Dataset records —
<<<<

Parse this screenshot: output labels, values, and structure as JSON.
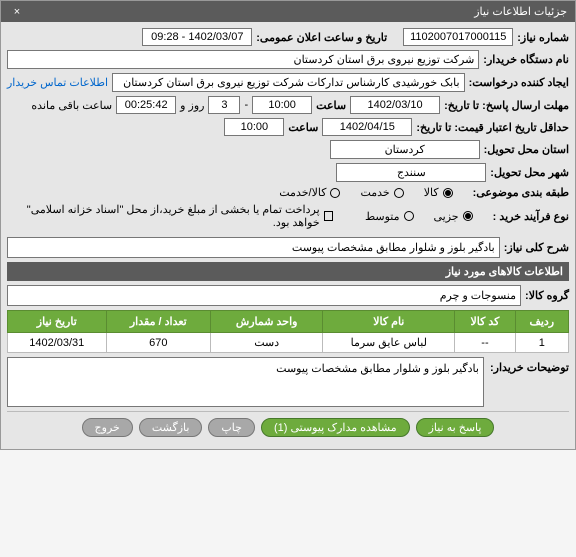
{
  "title": "جزئیات اطلاعات نیاز",
  "labels": {
    "need_no": "شماره نیاز:",
    "pub_datetime": "تاریخ و ساعت اعلان عمومی:",
    "buyer": "نام دستگاه خریدار:",
    "creator": "ایجاد کننده درخواست:",
    "contact": "اطلاعات تماس خریدار",
    "deadline_send": "مهلت ارسال پاسخ: تا تاریخ:",
    "time_label": "ساعت",
    "dash": "-",
    "days": "روز و",
    "remaining": "ساعت باقی مانده",
    "validity": "حداقل تاریخ اعتبار قیمت: تا تاریخ:",
    "province": "استان محل تحویل:",
    "city": "شهر محل تحویل:",
    "category": "طبقه بندی موضوعی:",
    "cat_kala": "کالا",
    "cat_khadamat": "خدمت",
    "cat_both": "کالا/خدمت",
    "purchase_type": "نوع فرآیند خرید :",
    "pt_small": "جزیی",
    "pt_medium": "متوسط",
    "pt_checkbox": "پرداخت تمام یا بخشی از مبلغ خرید،از محل \"اسناد خزانه اسلامی\" خواهد بود.",
    "desc_label": "شرح کلی نیاز:",
    "goods_section": "اطلاعات کالاهای مورد نیاز",
    "group_label": "گروه کالا:",
    "notes_label": "توضیحات خریدار:"
  },
  "values": {
    "need_no": "1102007017000115",
    "pub_date": "1402/03/07 - 09:28",
    "buyer": "شرکت توزیع نیروی برق استان کردستان",
    "creator": "بابک خورشیدی کارشناس تدارکات شرکت توزیع نیروی برق استان کردستان",
    "deadline_date": "1402/03/10",
    "deadline_time": "10:00",
    "days": "3",
    "countdown": "00:25:42",
    "validity_date": "1402/04/15",
    "validity_time": "10:00",
    "province": "کردستان",
    "city": "سنندج",
    "desc": "بادگیر بلوز و شلوار مطابق مشخصات پیوست",
    "group": "منسوجات و چرم",
    "notes": "بادگیر بلوز و شلوار مطابق مشخصات پیوست"
  },
  "table": {
    "headers": {
      "row": "ردیف",
      "code": "کد کالا",
      "name": "نام کالا",
      "unit": "واحد شمارش",
      "qty": "تعداد / مقدار",
      "date": "تاریخ نیاز"
    },
    "rows": [
      {
        "row": "1",
        "code": "--",
        "name": "لباس عایق سرما",
        "unit": "دست",
        "qty": "670",
        "date": "1402/03/31"
      }
    ]
  },
  "buttons": {
    "respond": "پاسخ به نیاز",
    "attachments": "مشاهده مدارک پیوستی (1)",
    "print": "چاپ",
    "back": "بازگشت",
    "exit": "خروج"
  }
}
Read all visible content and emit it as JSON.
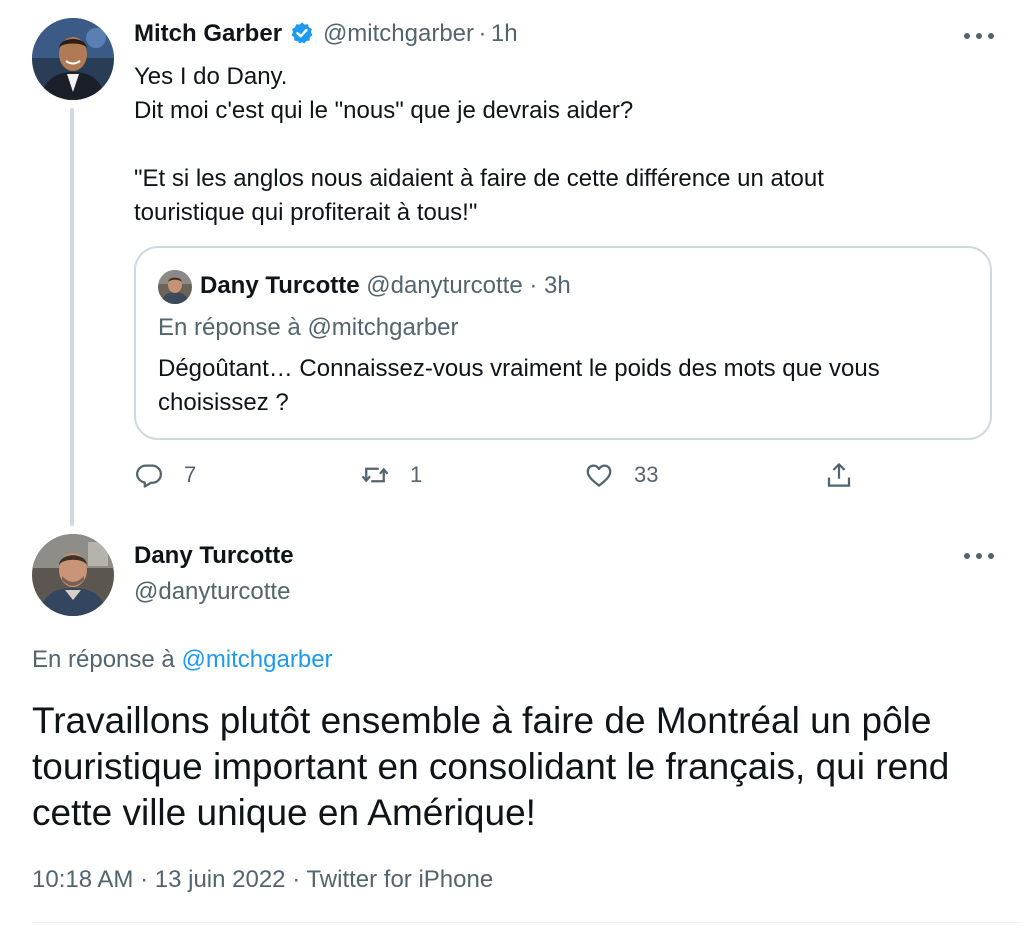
{
  "parent_tweet": {
    "author_name": "Mitch Garber",
    "author_handle": "@mitchgarber",
    "separator": "·",
    "time_ago": "1h",
    "lines": [
      "Yes I do Dany.",
      "Dit moi c'est qui le \"nous\" que je devrais aider?",
      "",
      "\"Et si les anglos nous aidaient à faire de cette différence un atout",
      "touristique qui profiterait à tous!\""
    ],
    "quote": {
      "author_name": "Dany Turcotte",
      "author_handle": "@danyturcotte",
      "separator": "·",
      "time_ago": "3h",
      "reply_to": "En réponse à @mitchgarber",
      "text": "Dégoûtant… Connaissez-vous vraiment le poids des mots que vous choisissez ?"
    },
    "actions": {
      "reply_count": "7",
      "retweet_count": "1",
      "like_count": "33"
    }
  },
  "main_tweet": {
    "author_name": "Dany Turcotte",
    "author_handle": "@danyturcotte",
    "reply_prefix": "En réponse à",
    "reply_mention": "@mitchgarber",
    "text": "Travaillons plutôt ensemble à faire de Montréal un pôle touristique important en consolidant le français, qui rend cette ville unique en Amérique!",
    "time": "10:18 AM",
    "separator1": "·",
    "date": "13 juin 2022",
    "separator2": "·",
    "source": "Twitter for iPhone"
  },
  "colors": {
    "accent": "#1d9bf0",
    "secondary_text": "#536471",
    "border": "#cfd9de",
    "verified": "#1d9bf0"
  },
  "icons": [
    "verified-badge-icon",
    "more-options-icon",
    "reply-icon",
    "retweet-icon",
    "like-icon",
    "share-icon"
  ]
}
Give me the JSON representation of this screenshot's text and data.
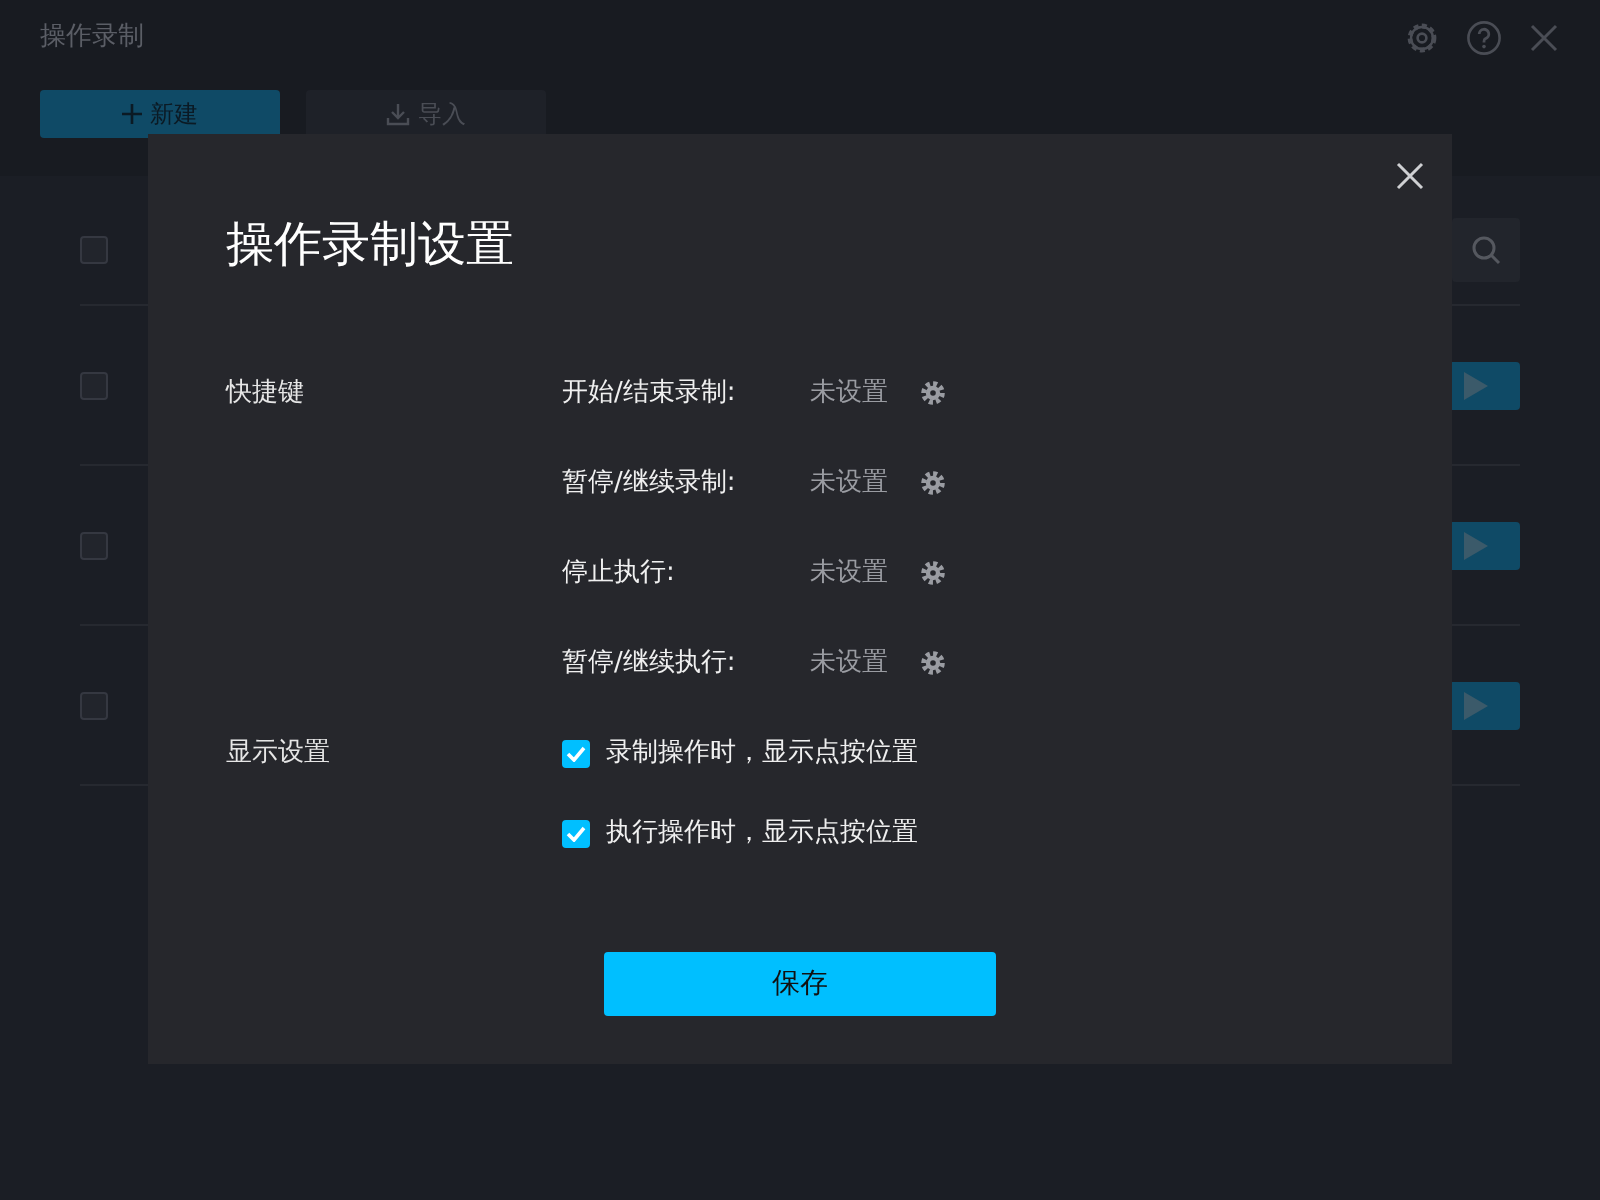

>>>>

What you need to do — Copy each line exactly, and leave the pictures out of your copy.

Answer in full —
Parse this screenshot: output labels, values, and structure as JSON.
{
  "title": "جزئیات اطلاعات نیاز",
  "labels": {
    "need_no": "شماره نیاز:",
    "pub_datetime": "تاریخ و ساعت اعلان عمومی:",
    "buyer": "نام دستگاه خریدار:",
    "creator": "ایجاد کننده درخواست:",
    "contact": "اطلاعات تماس خریدار",
    "deadline_send": "مهلت ارسال پاسخ: تا تاریخ:",
    "time_label": "ساعت",
    "dash": "-",
    "days": "روز و",
    "remaining": "ساعت باقی مانده",
    "validity": "حداقل تاریخ اعتبار قیمت: تا تاریخ:",
    "province": "استان محل تحویل:",
    "city": "شهر محل تحویل:",
    "category": "طبقه بندی موضوعی:",
    "cat_kala": "کالا",
    "cat_khadamat": "خدمت",
    "cat_both": "کالا/خدمت",
    "purchase_type": "نوع فرآیند خرید :",
    "pt_small": "جزیی",
    "pt_medium": "متوسط",
    "pt_checkbox": "پرداخت تمام یا بخشی از مبلغ خرید،از محل \"اسناد خزانه اسلامی\" خواهد بود.",
    "desc_label": "شرح کلی نیاز:",
    "goods_section": "اطلاعات کالاهای مورد نیاز",
    "group_label": "گروه کالا:",
    "notes_label": "توضیحات خریدار:"
  },
  "values": {
    "need_no": "1102007017000115",
    "pub_date": "1402/03/07 - 09:28",
    "buyer": "شرکت توزیع نیروی برق استان کردستان",
    "creator": "بابک خورشیدی کارشناس تدارکات شرکت توزیع نیروی برق استان کردستان",
    "deadline_date": "1402/03/10",
    "deadline_time": "10:00",
    "days": "3",
    "countdown": "00:25:42",
    "validity_date": "1402/04/15",
    "validity_time": "10:00",
    "province": "کردستان",
    "city": "سنندج",
    "desc": "بادگیر بلوز و شلوار مطابق مشخصات پیوست",
    "group": "منسوجات و چرم",
    "notes": "بادگیر بلوز و شلوار مطابق مشخصات پیوست"
  },
  "table": {
    "headers": {
      "row": "ردیف",
      "code": "کد کالا",
      "name": "نام کالا",
      "unit": "واحد شمارش",
      "qty": "تعداد / مقدار",
      "date": "تاریخ نیاز"
    },
    "rows": [
      {
        "row": "1",
        "code": "--",
        "name": "لباس عایق سرما",
        "unit": "دست",
        "qty": "670",
        "date": "1402/03/31"
      }
    ]
  },
  "buttons": {
    "respond": "پاسخ به نیاز",
    "attachments": "مشاهده مدارک پیوستی (1)",
    "print": "چاپ",
    "back": "بازگشت",
    "exit": "خروج"
  }
}
Read all visible content and emit it as JSON.
{
  "parent_tweet": {
    "author_name": "Mitch Garber",
    "author_handle": "@mitchgarber",
    "separator": "·",
    "time_ago": "1h",
    "lines": [
      "Yes I do Dany.",
      "Dit moi c'est qui le \"nous\" que je devrais aider?",
      "",
      "\"Et si les anglos nous aidaient à faire de cette différence un atout",
      "touristique qui profiterait à tous!\""
    ],
    "quote": {
      "author_name": "Dany Turcotte",
      "author_handle": "@danyturcotte",
      "separator": "·",
      "time_ago": "3h",
      "reply_to": "En réponse à @mitchgarber",
      "text": "Dégoûtant… Connaissez-vous vraiment le poids des mots que vous choisissez ?"
    },
    "actions": {
      "reply_count": "7",
      "retweet_count": "1",
      "like_count": "33"
    }
  },
  "main_tweet": {
    "author_name": "Dany Turcotte",
    "author_handle": "@danyturcotte",
    "reply_prefix": "En réponse à",
    "reply_mention": "@mitchgarber",
    "text": "Travaillons plutôt ensemble à faire de Montréal un pôle touristique important en consolidant le français, qui rend cette ville unique en Amérique!",
    "time": "10:18 AM",
    "separator1": "·",
    "date": "13 juin 2022",
    "separator2": "·",
    "source": "Twitter for iPhone"
  },
  "colors": {
    "accent": "#1d9bf0",
    "secondary_text": "#536471",
    "border": "#cfd9de",
    "verified": "#1d9bf0"
  },
  "icons": [
    "verified-badge-icon",
    "more-options-icon",
    "reply-icon",
    "retweet-icon",
    "like-icon",
    "share-icon"
  ]
}
Give me the JSON representation of this screenshot's text and data.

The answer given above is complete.